::: Supplied data
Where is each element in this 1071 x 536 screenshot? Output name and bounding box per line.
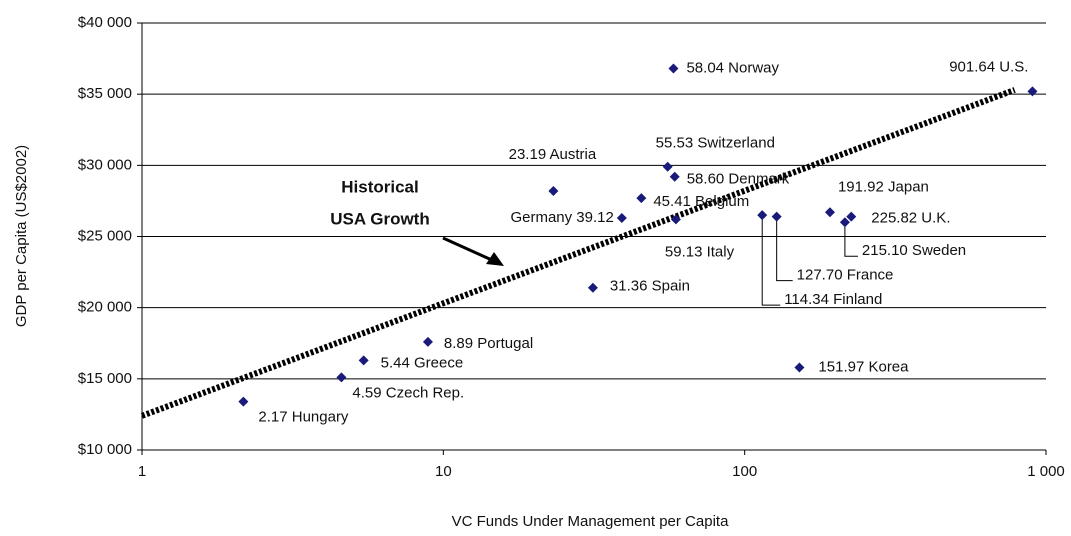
trend-line — [140, 87, 1016, 419]
y-tick-label: $30 000 — [78, 156, 132, 173]
point — [757, 210, 768, 221]
point — [824, 207, 835, 218]
point — [336, 372, 347, 383]
point-label: 5.44 Greece — [381, 354, 464, 371]
point-label: 8.89 Portugal — [444, 335, 533, 352]
y-axis-label: GDP per Capita (US$2002) — [13, 145, 30, 327]
point-label: 2.17 Hungary — [258, 409, 349, 426]
x-tick-label: 1 000 — [1027, 463, 1065, 480]
point — [846, 211, 857, 222]
point — [636, 193, 647, 204]
point-label: 225.82 U.K. — [871, 210, 950, 227]
point — [669, 171, 680, 182]
point — [548, 185, 559, 196]
x-tick-label: 1 — [138, 463, 146, 480]
y-tick-label: $20 000 — [78, 299, 132, 316]
y-tick-label: $25 000 — [78, 227, 132, 244]
point-label: 55.53 Switzerland — [656, 135, 775, 152]
y-tick-label: $10 000 — [78, 441, 132, 458]
y-tick-label: $35 000 — [78, 85, 132, 102]
point — [668, 63, 679, 74]
point — [587, 282, 598, 293]
point-label: 4.59 Czech Rep. — [352, 384, 464, 401]
y-tick-label: $15 000 — [78, 370, 132, 387]
point — [616, 212, 627, 223]
arrow — [442, 236, 495, 263]
point-label: 127.70 France — [797, 267, 894, 284]
annotation: USA Growth — [330, 209, 429, 228]
x-tick-label: 100 — [732, 463, 757, 480]
point-label: 58.60 Denmark — [687, 171, 790, 188]
point-label: 23.19 Austria — [509, 146, 597, 163]
point — [238, 396, 249, 407]
point-label: 191.92 Japan — [838, 178, 929, 195]
leader-line — [776, 220, 793, 282]
point-label: 59.13 Italy — [665, 243, 735, 260]
point-label: 45.41 Belgium — [653, 193, 749, 210]
point-label: Germany 39.12 — [510, 209, 613, 226]
point — [422, 336, 433, 347]
point — [670, 214, 681, 225]
point-label: 114.34 Finland — [784, 291, 882, 308]
point — [662, 161, 673, 172]
y-tick-label: $40 000 — [78, 14, 132, 31]
point-label: 215.10 Sweden — [862, 242, 966, 259]
x-tick-label: 10 — [435, 463, 452, 480]
x-axis-label: VC Funds Under Management per Capita — [452, 513, 729, 530]
point — [794, 362, 805, 373]
arrow-head — [486, 252, 504, 266]
point — [839, 217, 850, 228]
point — [358, 355, 369, 366]
point-label: 151.97 Korea — [818, 358, 909, 375]
point-label: 58.04 Norway — [686, 60, 779, 77]
point — [771, 211, 782, 222]
point-label: 31.36 Spain — [610, 278, 690, 295]
point — [1027, 86, 1038, 97]
leader-line — [844, 226, 858, 257]
point-label: 901.64 U.S. — [949, 58, 1028, 75]
annotation: Historical — [341, 177, 418, 196]
leader-line — [761, 219, 781, 306]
::::::
§ Direction
Write out all the rows again with "screenshot" replaced by "image" and everything else unchanged. Leave the pictures out.

§ Solution
Where is each element in this 1071 x 536 image? Output name and bounding box per line.
trend-line — [140, 87, 1016, 419]
y-tick-label: $30 000 — [78, 156, 132, 173]
point — [757, 210, 768, 221]
point — [824, 207, 835, 218]
point — [336, 372, 347, 383]
point-label: 5.44 Greece — [381, 354, 464, 371]
point-label: 8.89 Portugal — [444, 335, 533, 352]
y-axis-label: GDP per Capita (US$2002) — [13, 145, 30, 327]
point-label: 2.17 Hungary — [258, 409, 349, 426]
x-tick-label: 1 000 — [1027, 463, 1065, 480]
point — [846, 211, 857, 222]
point — [636, 193, 647, 204]
point-label: 225.82 U.K. — [871, 210, 950, 227]
point — [669, 171, 680, 182]
point — [548, 185, 559, 196]
x-tick-label: 1 — [138, 463, 146, 480]
y-tick-label: $20 000 — [78, 299, 132, 316]
y-tick-label: $25 000 — [78, 227, 132, 244]
point-label: 55.53 Switzerland — [656, 135, 775, 152]
y-tick-label: $10 000 — [78, 441, 132, 458]
y-tick-label: $35 000 — [78, 85, 132, 102]
point — [668, 63, 679, 74]
point — [587, 282, 598, 293]
point-label: 4.59 Czech Rep. — [352, 384, 464, 401]
y-tick-label: $15 000 — [78, 370, 132, 387]
point — [616, 212, 627, 223]
arrow — [442, 236, 495, 263]
point-label: 127.70 France — [797, 267, 894, 284]
annotation: USA Growth — [330, 209, 429, 228]
x-tick-label: 100 — [732, 463, 757, 480]
point-label: 58.60 Denmark — [687, 171, 790, 188]
point-label: 23.19 Austria — [509, 146, 597, 163]
point — [238, 396, 249, 407]
point-label: 191.92 Japan — [838, 178, 929, 195]
leader-line — [776, 220, 793, 282]
point-label: 59.13 Italy — [665, 243, 735, 260]
point-label: 45.41 Belgium — [653, 193, 749, 210]
point-label: Germany 39.12 — [510, 209, 613, 226]
point — [422, 336, 433, 347]
point — [670, 214, 681, 225]
point-label: 114.34 Finland — [784, 291, 882, 308]
point — [662, 161, 673, 172]
y-tick-label: $40 000 — [78, 14, 132, 31]
point-label: 215.10 Sweden — [862, 242, 966, 259]
x-tick-label: 10 — [435, 463, 452, 480]
x-axis-label: VC Funds Under Management per Capita — [452, 513, 729, 530]
point — [794, 362, 805, 373]
arrow-head — [486, 252, 504, 266]
point — [839, 217, 850, 228]
point — [358, 355, 369, 366]
point-label: 151.97 Korea — [818, 358, 909, 375]
point-label: 58.04 Norway — [686, 60, 779, 77]
point — [771, 211, 782, 222]
point-label: 31.36 Spain — [610, 278, 690, 295]
point — [1027, 86, 1038, 97]
leader-line — [844, 226, 858, 257]
point-label: 901.64 U.S. — [949, 58, 1028, 75]
annotation: Historical — [341, 177, 418, 196]
leader-line — [761, 219, 781, 306]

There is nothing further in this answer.